Stored records:
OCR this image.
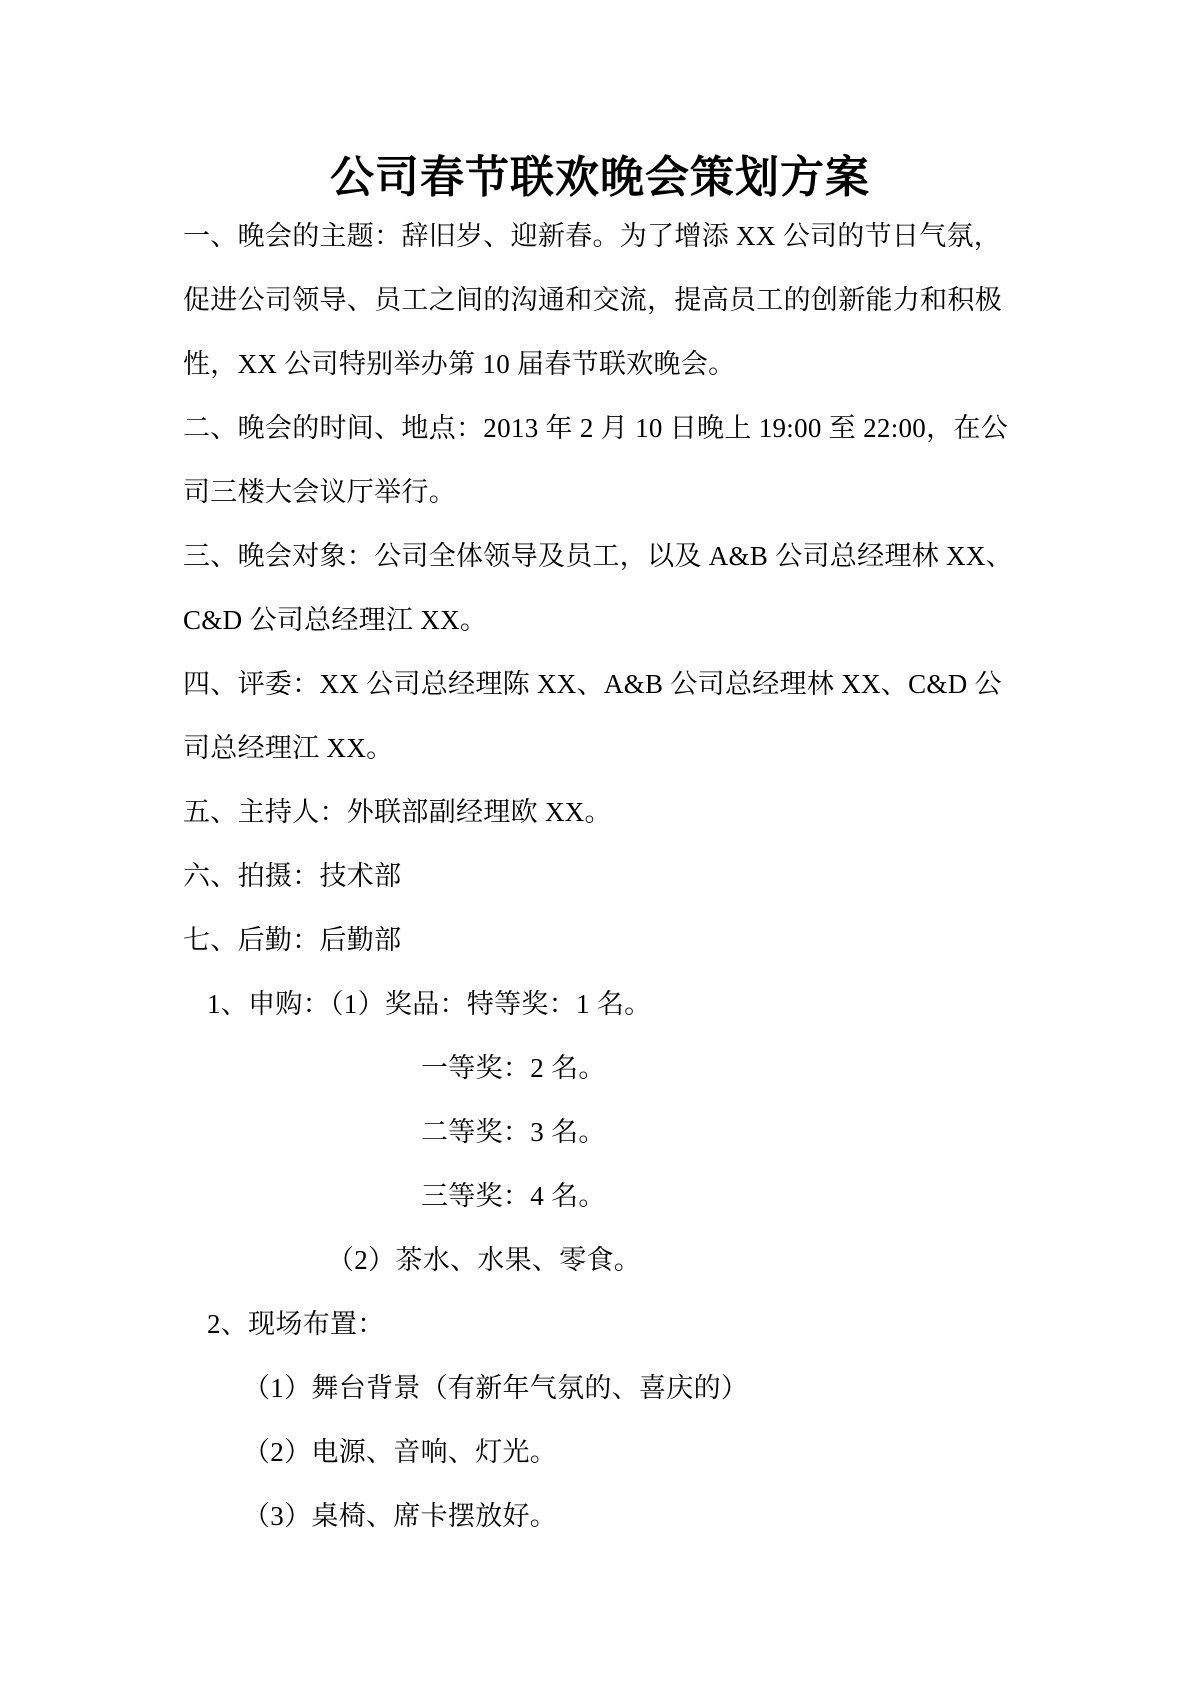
公司春节联欢晚会策划方案
一、晚会的主题：辞旧岁、迎新春。为了增添 XX 公司的节日气氛，
促进公司领导、员工之间的沟通和交流，提高员工的创新能力和积极
性，XX 公司特别举办第 10 届春节联欢晚会。
二、晚会的时间、地点：2013 年 2 月 10 日晚上 19:00 至 22:00，在公
司三楼大会议厅举行。
三、晚会对象：公司全体领导及员工，以及 A&B 公司总经理林 XX、
C&D 公司总经理江 XX。
四、评委：XX 公司总经理陈 XX、A&B 公司总经理林 XX、C&D 公
司总经理江 XX。
五、主持人：外联部副经理欧 XX。
六、拍摄：技术部
七、后勤：后勤部
1、申购：（1）奖品：特等奖：1 名。
一等奖：2 名。
二等奖：3 名。
三等奖：4 名。
（2）茶水、水果、零食。
2、现场布置：
（1）舞台背景（有新年气氛的、喜庆的）
（2）电源、音响、灯光。
（3）桌椅、席卡摆放好。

» Given task:
Check each line of the records above for the word "公司总经理林", then give the number of lines that have it, with no other words.

» Written reply:
2